>> start
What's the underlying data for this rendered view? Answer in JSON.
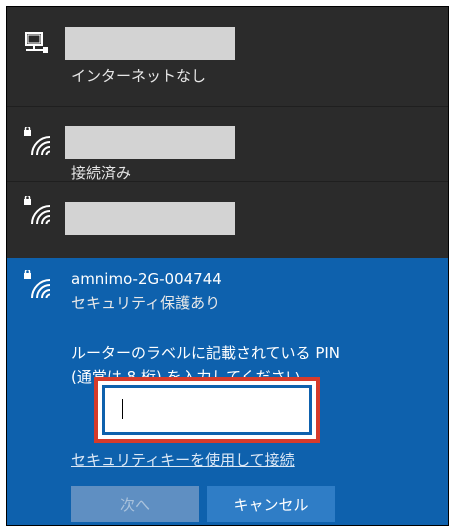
{
  "networks": [
    {
      "status": "インターネットなし",
      "icon": "ethernet-icon"
    },
    {
      "status": "接続済み",
      "icon": "wifi-secured-icon"
    },
    {
      "status": "",
      "icon": "wifi-secured-icon"
    }
  ],
  "active_network": {
    "ssid": "amnimo-2G-004744",
    "security": "セキュリティ保護あり",
    "icon": "wifi-secured-icon",
    "prompt_line1": "ルーターのラベルに記載されている PIN",
    "prompt_line2": "(通常は 8 桁) を入力してください",
    "pin_value": "",
    "security_key_link": "セキュリティキーを使用して接続",
    "next_label": "次へ",
    "cancel_label": "キャンセル"
  },
  "colors": {
    "panel_bg": "#2b2b2b",
    "active_bg": "#0e61ad",
    "highlight": "#d63a2a",
    "redaction": "#d3d3d3"
  }
}
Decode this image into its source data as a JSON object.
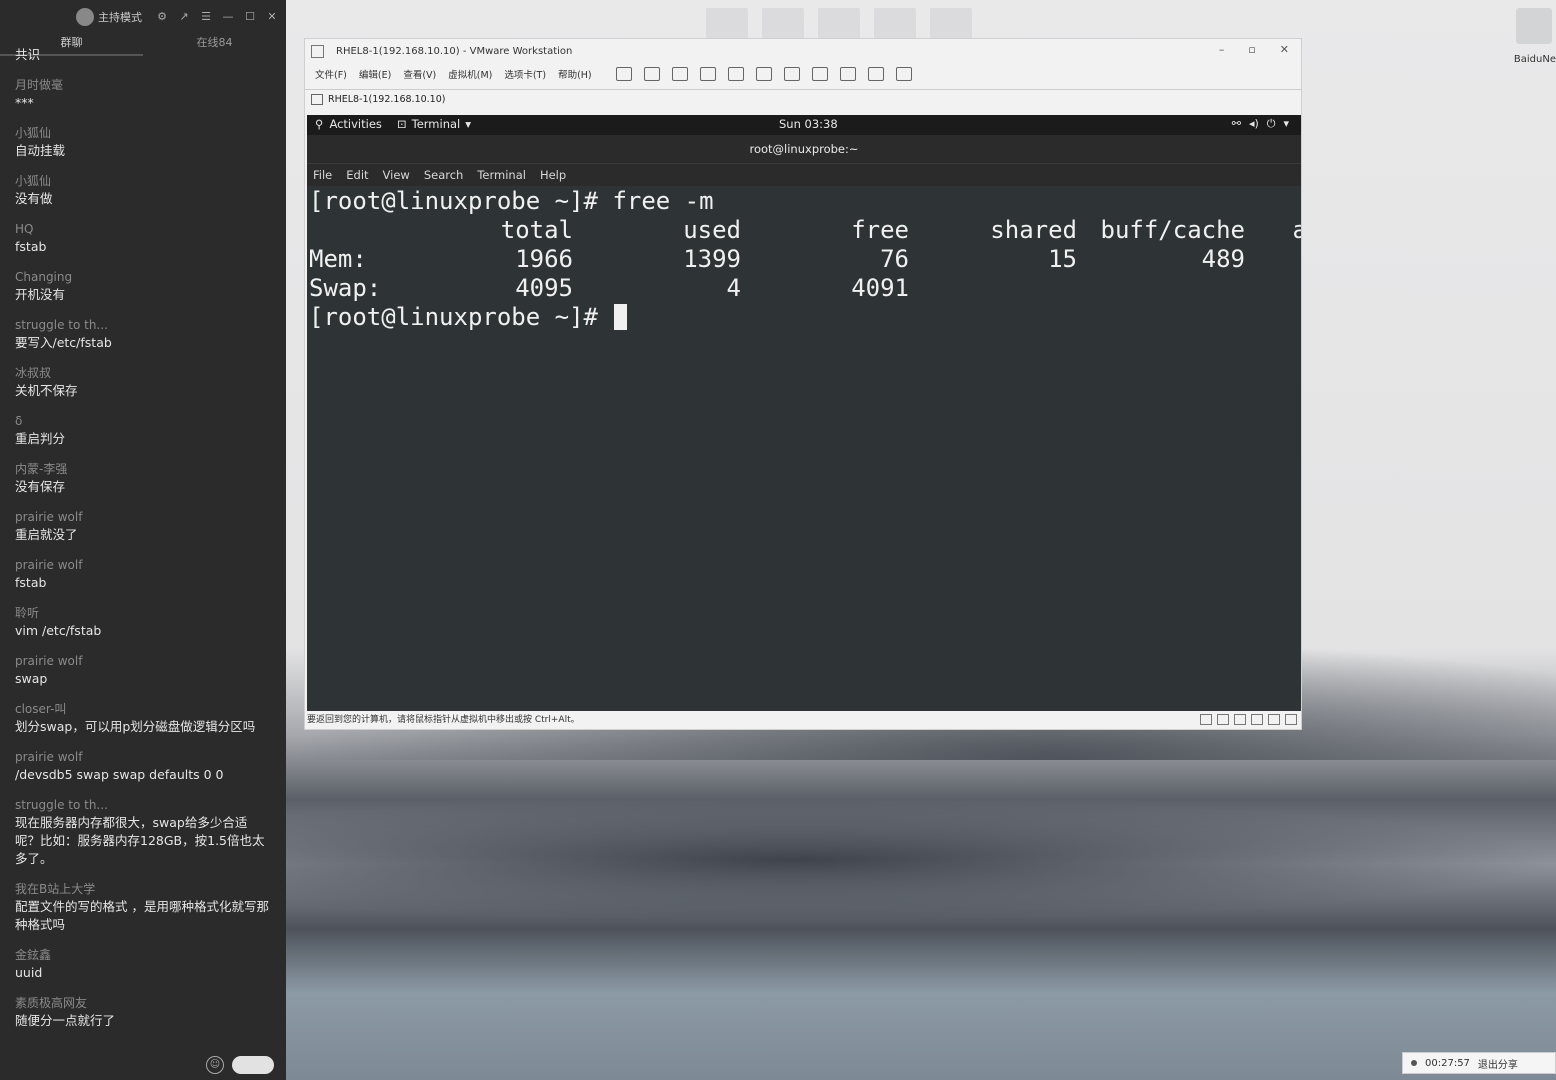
>> end
Write out every line above exactly as it is, leaving out the pictures.

- [Expected output]:
What's the underlying data for this rendered view? Answer in JSON.
{
  "networks": [
    {
      "status": "インターネットなし",
      "icon": "ethernet-icon"
    },
    {
      "status": "接続済み",
      "icon": "wifi-secured-icon"
    },
    {
      "status": "",
      "icon": "wifi-secured-icon"
    }
  ],
  "active_network": {
    "ssid": "amnimo-2G-004744",
    "security": "セキュリティ保護あり",
    "icon": "wifi-secured-icon",
    "prompt_line1": "ルーターのラベルに記載されている PIN",
    "prompt_line2": "(通常は 8 桁) を入力してください",
    "pin_value": "",
    "security_key_link": "セキュリティキーを使用して接続",
    "next_label": "次へ",
    "cancel_label": "キャンセル"
  },
  "colors": {
    "panel_bg": "#2b2b2b",
    "active_bg": "#0e61ad",
    "highlight": "#d63a2a",
    "redaction": "#d3d3d3"
  }
}
Decode this image into its source data as a JSON object.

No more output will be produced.